» TASK TO CARRY OUT:
Copy, character for character, the lines from the one with "363, 46, 376]" to the one with "550, 46, 563]", including both of those lines.

**** INFORMATION GIVEN

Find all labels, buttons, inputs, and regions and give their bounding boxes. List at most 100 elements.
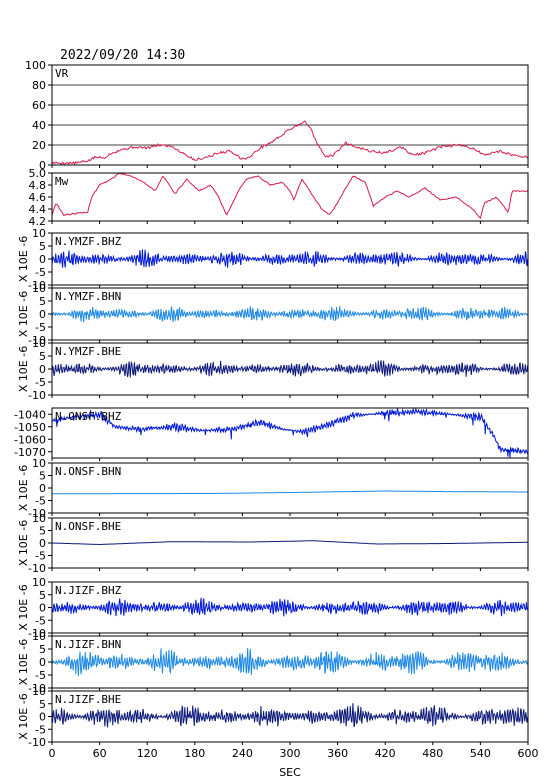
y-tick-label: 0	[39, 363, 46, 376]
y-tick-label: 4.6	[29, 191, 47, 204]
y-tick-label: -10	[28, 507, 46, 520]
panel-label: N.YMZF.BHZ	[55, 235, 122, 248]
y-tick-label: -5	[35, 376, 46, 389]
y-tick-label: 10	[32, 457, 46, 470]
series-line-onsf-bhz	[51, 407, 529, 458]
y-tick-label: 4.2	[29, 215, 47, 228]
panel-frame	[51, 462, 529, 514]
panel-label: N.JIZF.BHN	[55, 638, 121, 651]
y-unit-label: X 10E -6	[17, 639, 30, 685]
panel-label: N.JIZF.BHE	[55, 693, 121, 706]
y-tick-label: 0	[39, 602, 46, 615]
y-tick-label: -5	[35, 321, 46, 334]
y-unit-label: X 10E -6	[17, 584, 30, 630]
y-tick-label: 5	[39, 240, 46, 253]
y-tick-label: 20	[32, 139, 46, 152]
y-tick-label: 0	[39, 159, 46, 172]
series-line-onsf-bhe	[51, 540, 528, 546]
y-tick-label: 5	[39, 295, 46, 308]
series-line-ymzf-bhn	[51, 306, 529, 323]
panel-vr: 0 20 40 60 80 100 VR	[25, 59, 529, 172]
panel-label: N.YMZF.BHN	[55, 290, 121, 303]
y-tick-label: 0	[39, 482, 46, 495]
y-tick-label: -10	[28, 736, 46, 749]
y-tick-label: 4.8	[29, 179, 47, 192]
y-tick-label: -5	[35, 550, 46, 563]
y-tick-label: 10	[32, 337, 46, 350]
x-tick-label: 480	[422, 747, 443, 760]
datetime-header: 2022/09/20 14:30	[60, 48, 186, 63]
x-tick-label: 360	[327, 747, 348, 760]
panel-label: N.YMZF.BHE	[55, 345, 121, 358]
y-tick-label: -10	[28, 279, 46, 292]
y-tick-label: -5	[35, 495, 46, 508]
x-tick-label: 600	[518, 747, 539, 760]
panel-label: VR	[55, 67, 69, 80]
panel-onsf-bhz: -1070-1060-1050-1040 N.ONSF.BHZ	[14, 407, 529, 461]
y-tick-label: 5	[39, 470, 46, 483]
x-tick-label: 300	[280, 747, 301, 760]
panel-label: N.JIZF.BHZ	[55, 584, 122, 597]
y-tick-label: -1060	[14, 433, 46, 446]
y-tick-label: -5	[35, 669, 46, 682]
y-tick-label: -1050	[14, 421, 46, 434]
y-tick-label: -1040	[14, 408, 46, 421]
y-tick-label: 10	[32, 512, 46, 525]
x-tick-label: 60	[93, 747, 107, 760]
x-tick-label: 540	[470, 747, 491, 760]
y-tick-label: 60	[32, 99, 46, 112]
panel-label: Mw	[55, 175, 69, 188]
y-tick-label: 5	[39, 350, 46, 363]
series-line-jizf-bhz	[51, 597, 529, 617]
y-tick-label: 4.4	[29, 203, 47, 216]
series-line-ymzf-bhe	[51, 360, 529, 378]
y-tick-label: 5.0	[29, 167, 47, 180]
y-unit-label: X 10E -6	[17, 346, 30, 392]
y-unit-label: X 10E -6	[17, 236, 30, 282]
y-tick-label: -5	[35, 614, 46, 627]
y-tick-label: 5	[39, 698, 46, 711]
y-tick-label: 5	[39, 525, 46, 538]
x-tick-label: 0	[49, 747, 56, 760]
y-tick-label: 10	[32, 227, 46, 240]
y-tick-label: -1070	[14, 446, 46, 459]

********

» REPLY:
y-tick-label: 0	[39, 363, 46, 376]
y-tick-label: 4.6	[29, 191, 47, 204]
y-tick-label: -10	[28, 507, 46, 520]
panel-label: N.YMZF.BHZ	[55, 235, 122, 248]
y-tick-label: -5	[35, 376, 46, 389]
y-tick-label: 10	[32, 457, 46, 470]
series-line-onsf-bhz	[51, 407, 529, 458]
y-tick-label: 4.2	[29, 215, 47, 228]
panel-frame	[51, 462, 529, 514]
panel-label: N.JIZF.BHN	[55, 638, 121, 651]
y-unit-label: X 10E -6	[17, 639, 30, 685]
panel-label: N.JIZF.BHE	[55, 693, 121, 706]
y-tick-label: 0	[39, 602, 46, 615]
y-tick-label: -5	[35, 321, 46, 334]
y-unit-label: X 10E -6	[17, 584, 30, 630]
y-tick-label: 5	[39, 240, 46, 253]
y-tick-label: 20	[32, 139, 46, 152]
y-tick-label: 0	[39, 159, 46, 172]
series-line-onsf-bhe	[51, 540, 528, 546]
y-tick-label: 5	[39, 295, 46, 308]
series-line-ymzf-bhn	[51, 306, 529, 323]
panel-vr: 0 20 40 60 80 100 VR	[25, 59, 529, 172]
panel-label: N.YMZF.BHN	[55, 290, 121, 303]
y-tick-label: 0	[39, 482, 46, 495]
y-tick-label: -10	[28, 736, 46, 749]
y-tick-label: 4.8	[29, 179, 47, 192]
y-tick-label: -5	[35, 550, 46, 563]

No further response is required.